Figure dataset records
^^^^

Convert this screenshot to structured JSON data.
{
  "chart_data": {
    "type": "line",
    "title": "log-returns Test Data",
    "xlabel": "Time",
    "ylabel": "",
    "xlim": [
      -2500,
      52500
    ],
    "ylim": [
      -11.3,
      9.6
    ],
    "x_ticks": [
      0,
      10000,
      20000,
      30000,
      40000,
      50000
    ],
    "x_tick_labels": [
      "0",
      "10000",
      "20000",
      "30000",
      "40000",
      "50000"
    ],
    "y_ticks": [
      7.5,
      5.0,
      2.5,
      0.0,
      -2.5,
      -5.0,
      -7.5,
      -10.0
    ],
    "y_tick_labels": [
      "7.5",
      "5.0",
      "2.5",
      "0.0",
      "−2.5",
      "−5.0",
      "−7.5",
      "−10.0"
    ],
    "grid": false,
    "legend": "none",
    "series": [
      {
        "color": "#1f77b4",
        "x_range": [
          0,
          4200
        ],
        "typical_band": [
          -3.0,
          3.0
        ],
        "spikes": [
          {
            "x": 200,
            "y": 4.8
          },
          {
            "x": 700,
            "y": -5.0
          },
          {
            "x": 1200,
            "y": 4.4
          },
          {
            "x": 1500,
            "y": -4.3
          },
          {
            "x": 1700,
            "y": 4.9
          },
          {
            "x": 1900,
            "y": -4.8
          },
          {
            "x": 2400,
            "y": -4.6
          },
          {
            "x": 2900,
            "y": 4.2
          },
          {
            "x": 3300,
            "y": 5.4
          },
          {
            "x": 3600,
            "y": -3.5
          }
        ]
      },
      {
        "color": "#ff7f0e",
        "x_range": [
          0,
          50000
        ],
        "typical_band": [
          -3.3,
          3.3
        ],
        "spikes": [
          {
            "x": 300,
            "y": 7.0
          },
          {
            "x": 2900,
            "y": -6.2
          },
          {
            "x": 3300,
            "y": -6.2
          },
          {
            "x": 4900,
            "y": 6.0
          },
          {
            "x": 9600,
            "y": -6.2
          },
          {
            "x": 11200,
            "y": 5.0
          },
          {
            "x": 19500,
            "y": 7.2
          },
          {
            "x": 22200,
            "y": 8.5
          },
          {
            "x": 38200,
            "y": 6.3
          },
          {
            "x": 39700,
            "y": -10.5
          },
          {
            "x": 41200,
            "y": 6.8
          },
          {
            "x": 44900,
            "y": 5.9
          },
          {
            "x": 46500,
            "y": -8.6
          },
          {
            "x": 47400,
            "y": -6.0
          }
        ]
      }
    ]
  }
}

^^^^

• [WHAT YOU ARE ASKED TO DO] Every entry above needs to be quoted exactly.

• [WRITTEN RESPONSE]
Convert this screenshot to structured JSON data.
{
  "chart_data": {
    "type": "line",
    "title": "log-returns Test Data",
    "xlabel": "Time",
    "ylabel": "",
    "xlim": [
      -2500,
      52500
    ],
    "ylim": [
      -11.3,
      9.6
    ],
    "x_ticks": [
      0,
      10000,
      20000,
      30000,
      40000,
      50000
    ],
    "x_tick_labels": [
      "0",
      "10000",
      "20000",
      "30000",
      "40000",
      "50000"
    ],
    "y_ticks": [
      7.5,
      5.0,
      2.5,
      0.0,
      -2.5,
      -5.0,
      -7.5,
      -10.0
    ],
    "y_tick_labels": [
      "7.5",
      "5.0",
      "2.5",
      "0.0",
      "−2.5",
      "−5.0",
      "−7.5",
      "−10.0"
    ],
    "grid": false,
    "legend": "none",
    "series": [
      {
        "color": "#1f77b4",
        "x_range": [
          0,
          4200
        ],
        "typical_band": [
          -3.0,
          3.0
        ],
        "spikes": [
          {
            "x": 200,
            "y": 4.8
          },
          {
            "x": 700,
            "y": -5.0
          },
          {
            "x": 1200,
            "y": 4.4
          },
          {
            "x": 1500,
            "y": -4.3
          },
          {
            "x": 1700,
            "y": 4.9
          },
          {
            "x": 1900,
            "y": -4.8
          },
          {
            "x": 2400,
            "y": -4.6
          },
          {
            "x": 2900,
            "y": 4.2
          },
          {
            "x": 3300,
            "y": 5.4
          },
          {
            "x": 3600,
            "y": -3.5
          }
        ]
      },
      {
        "color": "#ff7f0e",
        "x_range": [
          0,
          50000
        ],
        "typical_band": [
          -3.3,
          3.3
        ],
        "spikes": [
          {
            "x": 300,
            "y": 7.0
          },
          {
            "x": 2900,
            "y": -6.2
          },
          {
            "x": 3300,
            "y": -6.2
          },
          {
            "x": 4900,
            "y": 6.0
          },
          {
            "x": 9600,
            "y": -6.2
          },
          {
            "x": 11200,
            "y": 5.0
          },
          {
            "x": 19500,
            "y": 7.2
          },
          {
            "x": 22200,
            "y": 8.5
          },
          {
            "x": 38200,
            "y": 6.3
          },
          {
            "x": 39700,
            "y": -10.5
          },
          {
            "x": 41200,
            "y": 6.8
          },
          {
            "x": 44900,
            "y": 5.9
          },
          {
            "x": 46500,
            "y": -8.6
          },
          {
            "x": 47400,
            "y": -6.0
          }
        ]
      }
    ]
  }
}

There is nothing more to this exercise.